→ **EXCERPTED DATA**
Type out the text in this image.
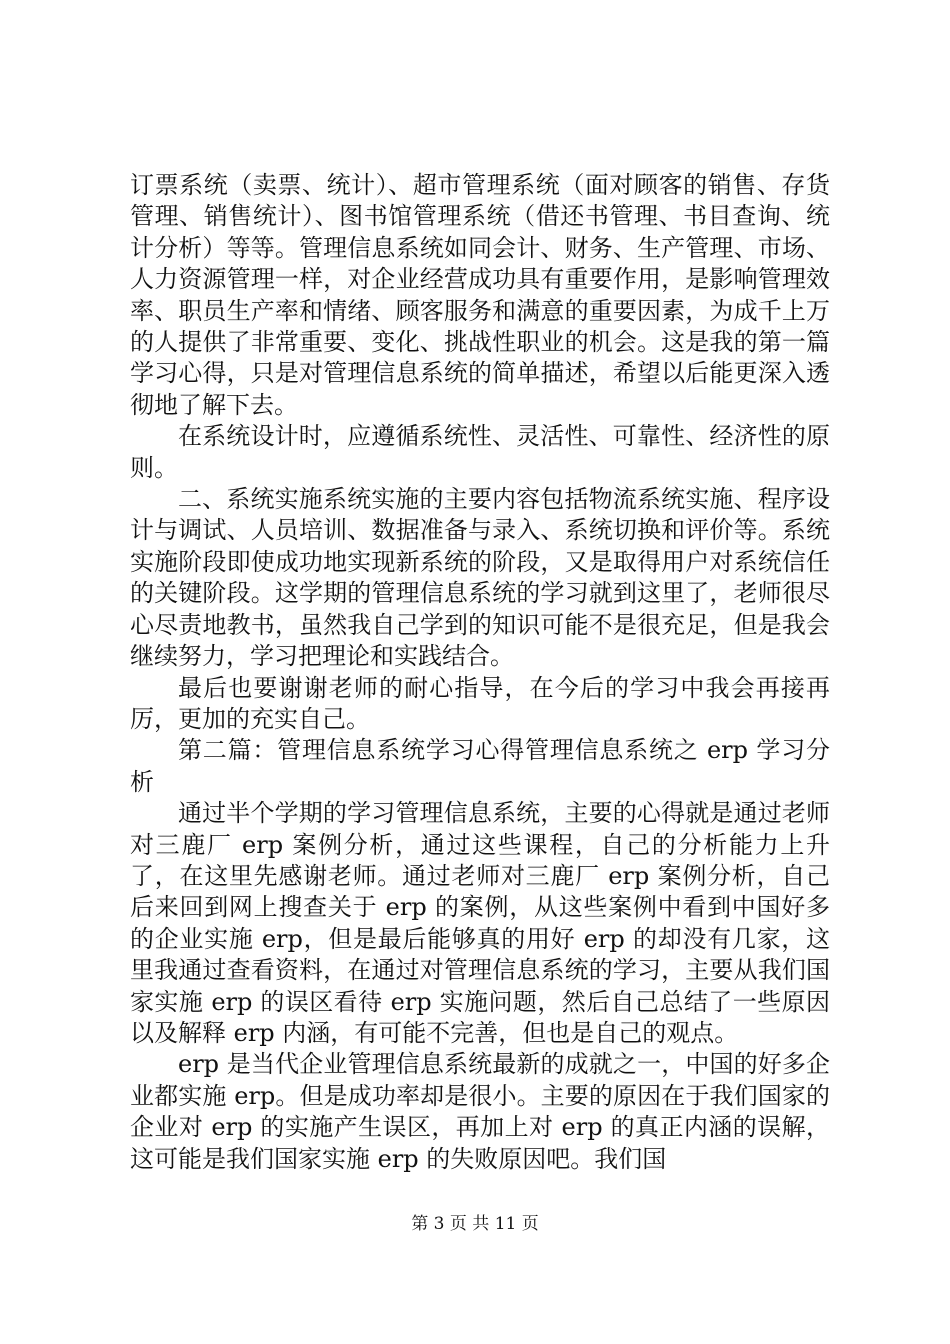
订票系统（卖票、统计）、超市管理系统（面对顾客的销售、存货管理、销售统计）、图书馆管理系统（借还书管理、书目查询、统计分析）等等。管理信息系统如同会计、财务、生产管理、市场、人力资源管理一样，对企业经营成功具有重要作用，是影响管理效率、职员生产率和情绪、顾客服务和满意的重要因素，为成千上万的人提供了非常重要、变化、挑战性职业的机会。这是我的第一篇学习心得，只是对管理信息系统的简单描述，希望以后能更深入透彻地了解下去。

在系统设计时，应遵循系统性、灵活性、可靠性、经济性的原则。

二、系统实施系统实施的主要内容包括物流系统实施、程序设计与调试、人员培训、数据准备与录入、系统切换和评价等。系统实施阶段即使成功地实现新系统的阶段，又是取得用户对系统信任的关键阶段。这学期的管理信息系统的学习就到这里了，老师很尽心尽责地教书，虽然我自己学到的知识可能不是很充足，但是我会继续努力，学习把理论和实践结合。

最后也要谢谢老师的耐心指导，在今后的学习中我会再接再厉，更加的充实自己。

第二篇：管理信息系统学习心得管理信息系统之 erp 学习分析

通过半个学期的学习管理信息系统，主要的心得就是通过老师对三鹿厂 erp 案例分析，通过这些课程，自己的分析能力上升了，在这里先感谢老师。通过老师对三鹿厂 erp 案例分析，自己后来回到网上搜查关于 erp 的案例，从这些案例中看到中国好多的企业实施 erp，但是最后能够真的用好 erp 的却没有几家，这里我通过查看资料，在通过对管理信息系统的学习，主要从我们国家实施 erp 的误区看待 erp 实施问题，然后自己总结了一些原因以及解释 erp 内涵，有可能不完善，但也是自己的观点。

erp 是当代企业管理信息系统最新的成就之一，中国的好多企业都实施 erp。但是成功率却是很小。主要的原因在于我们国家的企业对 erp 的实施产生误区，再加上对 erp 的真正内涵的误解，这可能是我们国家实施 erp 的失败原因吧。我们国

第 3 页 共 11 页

→ **SET EXERCISE**
The pictures in the entries should be left out; output everything else exactly.

→ **SOLUTION FOR THIS EXERCISE**
Type out the text in this image.
订票系统（卖票、统计）、超市管理系统（面对顾客的销售、存货管理、销售统计）、图书馆管理系统（借还书管理、书目查询、统计分析）等等。管理信息系统如同会计、财务、生产管理、市场、人力资源管理一样，对企业经营成功具有重要作用，是影响管理效率、职员生产率和情绪、顾客服务和满意的重要因素，为成千上万的人提供了非常重要、变化、挑战性职业的机会。这是我的第一篇学习心得，只是对管理信息系统的简单描述，希望以后能更深入透彻地了解下去。

在系统设计时，应遵循系统性、灵活性、可靠性、经济性的原则。

二、系统实施系统实施的主要内容包括物流系统实施、程序设计与调试、人员培训、数据准备与录入、系统切换和评价等。系统实施阶段即使成功地实现新系统的阶段，又是取得用户对系统信任的关键阶段。这学期的管理信息系统的学习就到这里了，老师很尽心尽责地教书，虽然我自己学到的知识可能不是很充足，但是我会继续努力，学习把理论和实践结合。

最后也要谢谢老师的耐心指导，在今后的学习中我会再接再厉，更加的充实自己。

第二篇：管理信息系统学习心得管理信息系统之 erp 学习分析

通过半个学期的学习管理信息系统，主要的心得就是通过老师对三鹿厂 erp 案例分析，通过这些课程，自己的分析能力上升了，在这里先感谢老师。通过老师对三鹿厂 erp 案例分析，自己后来回到网上搜查关于 erp 的案例，从这些案例中看到中国好多的企业实施 erp，但是最后能够真的用好 erp 的却没有几家，这里我通过查看资料，在通过对管理信息系统的学习，主要从我们国家实施 erp 的误区看待 erp 实施问题，然后自己总结了一些原因以及解释 erp 内涵，有可能不完善，但也是自己的观点。

erp 是当代企业管理信息系统最新的成就之一，中国的好多企业都实施 erp。但是成功率却是很小。主要的原因在于我们国家的企业对 erp 的实施产生误区，再加上对 erp 的真正内涵的误解，这可能是我们国家实施 erp 的失败原因吧。我们国

第 3 页 共 11 页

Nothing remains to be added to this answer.